## Problem to solve
Locate the lines where "Añadir" occurs and copy them as they stand.

* Start *

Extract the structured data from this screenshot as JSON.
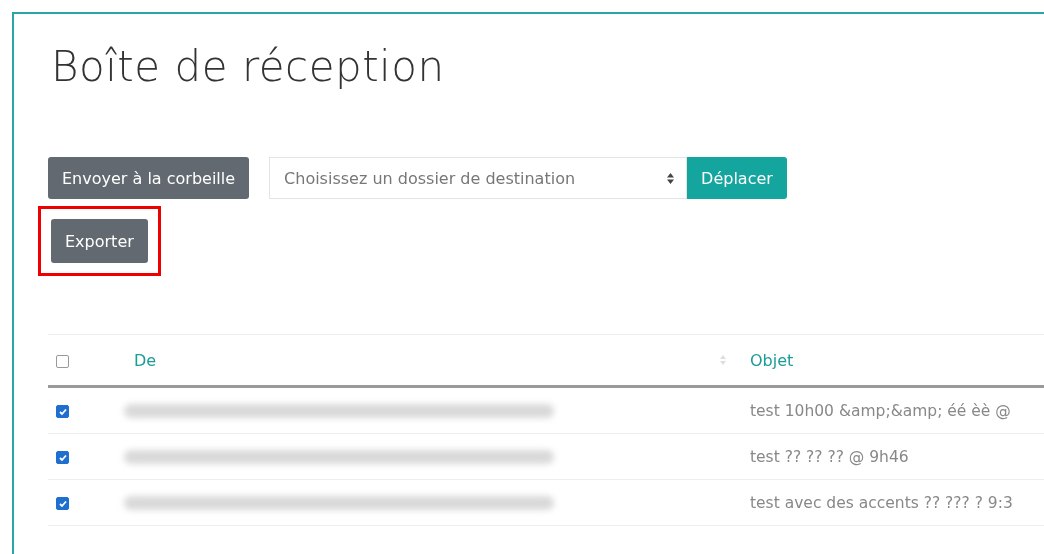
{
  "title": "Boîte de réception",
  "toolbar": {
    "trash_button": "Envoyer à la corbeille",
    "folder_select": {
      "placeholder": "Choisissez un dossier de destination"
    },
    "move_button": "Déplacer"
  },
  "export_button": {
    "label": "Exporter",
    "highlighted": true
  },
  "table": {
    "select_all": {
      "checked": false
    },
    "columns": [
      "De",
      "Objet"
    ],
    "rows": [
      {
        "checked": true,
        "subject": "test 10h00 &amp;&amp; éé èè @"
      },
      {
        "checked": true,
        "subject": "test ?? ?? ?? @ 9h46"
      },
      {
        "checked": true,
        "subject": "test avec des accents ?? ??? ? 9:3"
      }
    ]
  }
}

* End *
* Start *

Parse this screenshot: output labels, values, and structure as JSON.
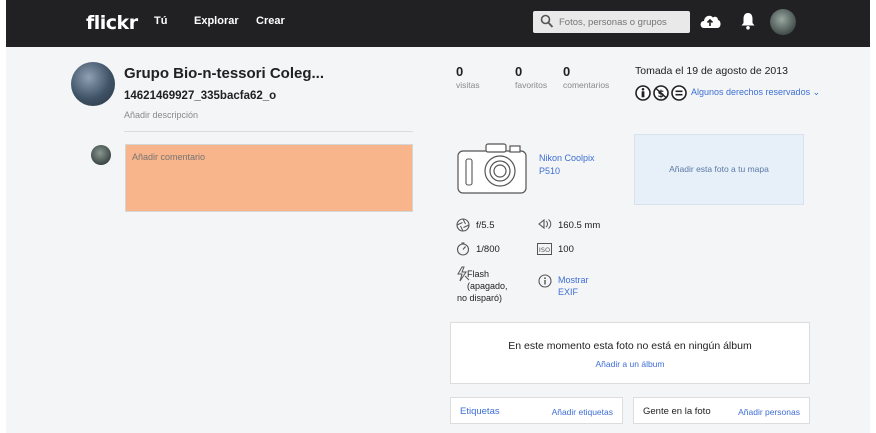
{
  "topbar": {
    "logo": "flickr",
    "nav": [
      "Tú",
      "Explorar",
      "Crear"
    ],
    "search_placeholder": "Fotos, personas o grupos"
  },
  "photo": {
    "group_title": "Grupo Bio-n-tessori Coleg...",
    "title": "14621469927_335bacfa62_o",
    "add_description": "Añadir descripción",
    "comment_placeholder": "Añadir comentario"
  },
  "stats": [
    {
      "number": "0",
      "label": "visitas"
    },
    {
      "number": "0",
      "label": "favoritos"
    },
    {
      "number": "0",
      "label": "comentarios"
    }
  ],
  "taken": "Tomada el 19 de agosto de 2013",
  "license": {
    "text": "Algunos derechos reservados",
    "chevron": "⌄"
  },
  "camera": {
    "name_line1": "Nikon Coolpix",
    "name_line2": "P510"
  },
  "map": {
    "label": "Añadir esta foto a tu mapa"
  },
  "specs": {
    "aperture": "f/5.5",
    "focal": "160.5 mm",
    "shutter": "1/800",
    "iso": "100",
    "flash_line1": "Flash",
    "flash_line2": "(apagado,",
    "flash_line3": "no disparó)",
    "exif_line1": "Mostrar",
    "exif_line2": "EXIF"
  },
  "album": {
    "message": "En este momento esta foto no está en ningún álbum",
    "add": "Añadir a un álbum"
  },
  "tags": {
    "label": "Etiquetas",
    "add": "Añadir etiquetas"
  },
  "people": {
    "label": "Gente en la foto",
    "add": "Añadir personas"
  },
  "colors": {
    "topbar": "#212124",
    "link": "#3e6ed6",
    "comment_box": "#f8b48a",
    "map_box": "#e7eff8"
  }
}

* End *

## Task result
    "add_description": "Añadir descripción",
    "comment_placeholder": "Añadir comentario"
    "label": "Añadir esta foto a tu mapa"
    "add": "Añadir a un álbum"
    "add": "Añadir etiquetas"
    "add": "Añadir personas"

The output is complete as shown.